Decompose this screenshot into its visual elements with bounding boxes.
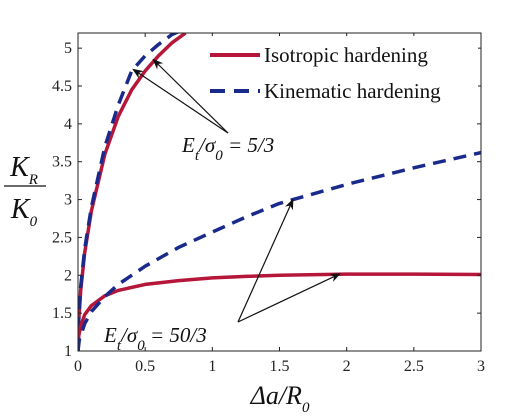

* * *

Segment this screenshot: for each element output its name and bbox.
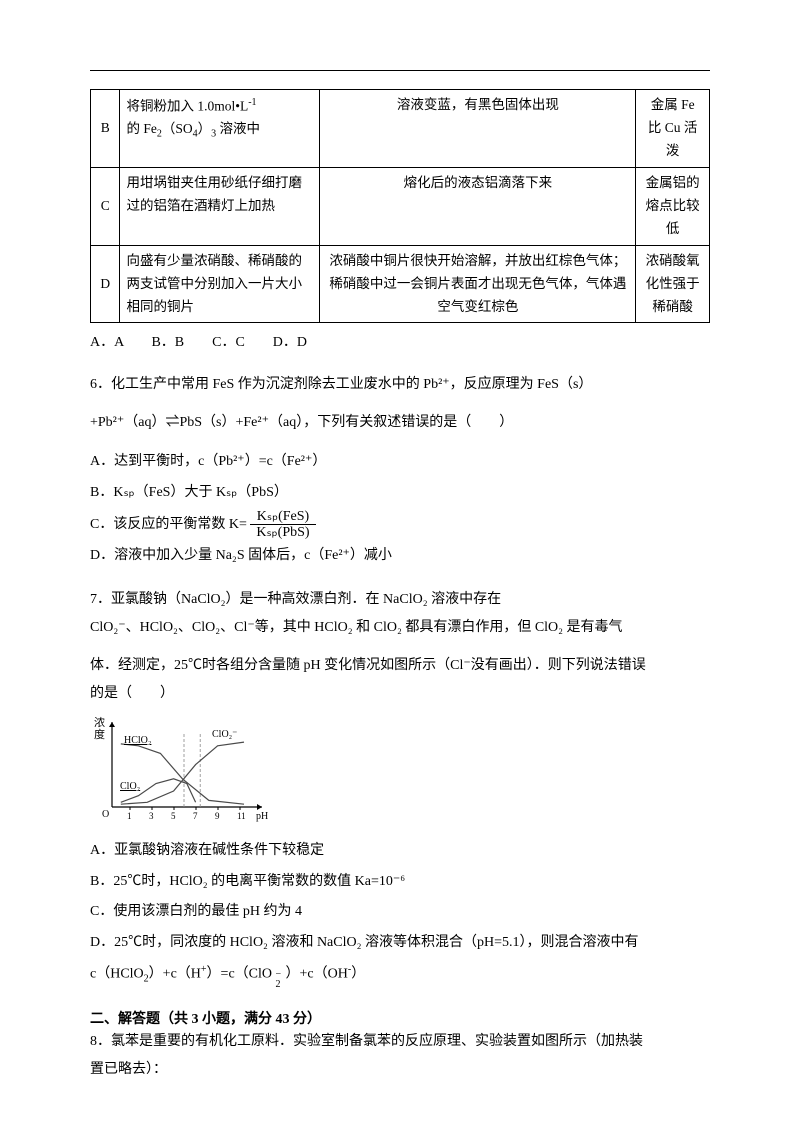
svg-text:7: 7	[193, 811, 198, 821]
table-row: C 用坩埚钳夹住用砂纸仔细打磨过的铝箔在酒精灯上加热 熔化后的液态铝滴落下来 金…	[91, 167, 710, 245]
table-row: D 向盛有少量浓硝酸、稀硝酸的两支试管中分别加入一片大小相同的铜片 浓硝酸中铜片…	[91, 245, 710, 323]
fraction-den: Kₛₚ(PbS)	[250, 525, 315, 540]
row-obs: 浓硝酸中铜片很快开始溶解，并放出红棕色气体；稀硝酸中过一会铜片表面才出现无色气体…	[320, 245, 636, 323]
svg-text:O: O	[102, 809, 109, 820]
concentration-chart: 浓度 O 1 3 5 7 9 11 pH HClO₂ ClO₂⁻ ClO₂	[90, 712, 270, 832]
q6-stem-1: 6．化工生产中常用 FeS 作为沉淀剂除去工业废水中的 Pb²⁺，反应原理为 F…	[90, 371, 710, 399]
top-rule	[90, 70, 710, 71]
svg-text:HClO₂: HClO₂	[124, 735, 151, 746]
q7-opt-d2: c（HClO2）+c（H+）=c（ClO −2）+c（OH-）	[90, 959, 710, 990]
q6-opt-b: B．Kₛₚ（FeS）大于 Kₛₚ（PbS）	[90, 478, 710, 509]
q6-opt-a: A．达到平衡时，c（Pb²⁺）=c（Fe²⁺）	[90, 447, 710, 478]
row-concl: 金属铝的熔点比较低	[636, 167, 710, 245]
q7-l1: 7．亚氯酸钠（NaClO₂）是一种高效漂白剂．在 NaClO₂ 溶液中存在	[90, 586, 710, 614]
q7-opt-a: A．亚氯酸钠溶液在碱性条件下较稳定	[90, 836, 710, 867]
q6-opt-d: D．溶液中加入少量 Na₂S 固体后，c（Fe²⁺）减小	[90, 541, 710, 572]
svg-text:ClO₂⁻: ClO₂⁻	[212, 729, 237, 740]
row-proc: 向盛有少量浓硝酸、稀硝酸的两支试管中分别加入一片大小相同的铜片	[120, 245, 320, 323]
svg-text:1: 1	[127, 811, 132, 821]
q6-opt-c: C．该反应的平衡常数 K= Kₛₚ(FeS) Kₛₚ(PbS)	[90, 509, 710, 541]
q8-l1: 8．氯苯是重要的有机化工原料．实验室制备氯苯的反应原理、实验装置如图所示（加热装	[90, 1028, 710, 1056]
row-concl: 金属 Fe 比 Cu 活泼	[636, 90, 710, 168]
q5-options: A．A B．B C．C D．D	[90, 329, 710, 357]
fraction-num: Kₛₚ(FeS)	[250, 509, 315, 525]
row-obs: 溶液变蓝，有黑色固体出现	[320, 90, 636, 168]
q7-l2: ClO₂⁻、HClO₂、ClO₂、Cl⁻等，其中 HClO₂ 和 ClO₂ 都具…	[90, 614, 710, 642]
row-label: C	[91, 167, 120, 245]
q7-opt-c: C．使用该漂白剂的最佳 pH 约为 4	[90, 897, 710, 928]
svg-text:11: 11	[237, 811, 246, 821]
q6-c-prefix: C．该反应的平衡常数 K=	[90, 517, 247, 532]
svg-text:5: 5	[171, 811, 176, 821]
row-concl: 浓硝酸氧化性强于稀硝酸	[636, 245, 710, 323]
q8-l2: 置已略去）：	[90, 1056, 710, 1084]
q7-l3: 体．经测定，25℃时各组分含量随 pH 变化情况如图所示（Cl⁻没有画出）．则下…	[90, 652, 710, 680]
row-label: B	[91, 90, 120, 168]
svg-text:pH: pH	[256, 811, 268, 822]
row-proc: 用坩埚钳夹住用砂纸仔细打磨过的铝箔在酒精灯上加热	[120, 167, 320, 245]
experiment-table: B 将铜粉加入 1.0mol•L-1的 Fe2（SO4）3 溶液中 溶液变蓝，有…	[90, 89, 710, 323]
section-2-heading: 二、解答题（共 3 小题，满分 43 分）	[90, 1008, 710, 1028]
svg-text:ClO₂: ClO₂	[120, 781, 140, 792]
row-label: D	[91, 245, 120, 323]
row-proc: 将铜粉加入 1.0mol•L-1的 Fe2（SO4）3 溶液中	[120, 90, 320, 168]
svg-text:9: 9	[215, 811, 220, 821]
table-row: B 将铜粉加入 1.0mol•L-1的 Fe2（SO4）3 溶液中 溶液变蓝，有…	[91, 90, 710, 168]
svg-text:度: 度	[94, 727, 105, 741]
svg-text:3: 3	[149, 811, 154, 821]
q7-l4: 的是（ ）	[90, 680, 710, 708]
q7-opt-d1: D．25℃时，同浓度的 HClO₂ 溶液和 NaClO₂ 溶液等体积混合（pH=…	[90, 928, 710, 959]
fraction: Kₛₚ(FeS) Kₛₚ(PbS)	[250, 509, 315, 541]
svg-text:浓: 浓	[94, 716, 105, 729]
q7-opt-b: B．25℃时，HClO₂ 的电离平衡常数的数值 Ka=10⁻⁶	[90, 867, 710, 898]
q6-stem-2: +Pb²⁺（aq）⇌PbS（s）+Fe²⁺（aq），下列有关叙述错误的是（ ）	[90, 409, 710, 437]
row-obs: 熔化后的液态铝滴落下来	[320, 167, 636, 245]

Task prompt >> Copy out the listing lines word for word, beginning at the line that contains "Segment this screenshot: for" and stopping after the line that contains "809, 109, 820]". Include both of those lines, and leave the pictures out.

Final answer >>
Segment this screenshot: for each element output its name and bbox.
svg-text:7: 7	[193, 811, 198, 821]
table-row: C 用坩埚钳夹住用砂纸仔细打磨过的铝箔在酒精灯上加热 熔化后的液态铝滴落下来 金…	[91, 167, 710, 245]
table-row: D 向盛有少量浓硝酸、稀硝酸的两支试管中分别加入一片大小相同的铜片 浓硝酸中铜片…	[91, 245, 710, 323]
fraction-den: Kₛₚ(PbS)	[250, 525, 315, 540]
row-obs: 浓硝酸中铜片很快开始溶解，并放出红棕色气体；稀硝酸中过一会铜片表面才出现无色气体…	[320, 245, 636, 323]
svg-text:O: O	[102, 809, 109, 820]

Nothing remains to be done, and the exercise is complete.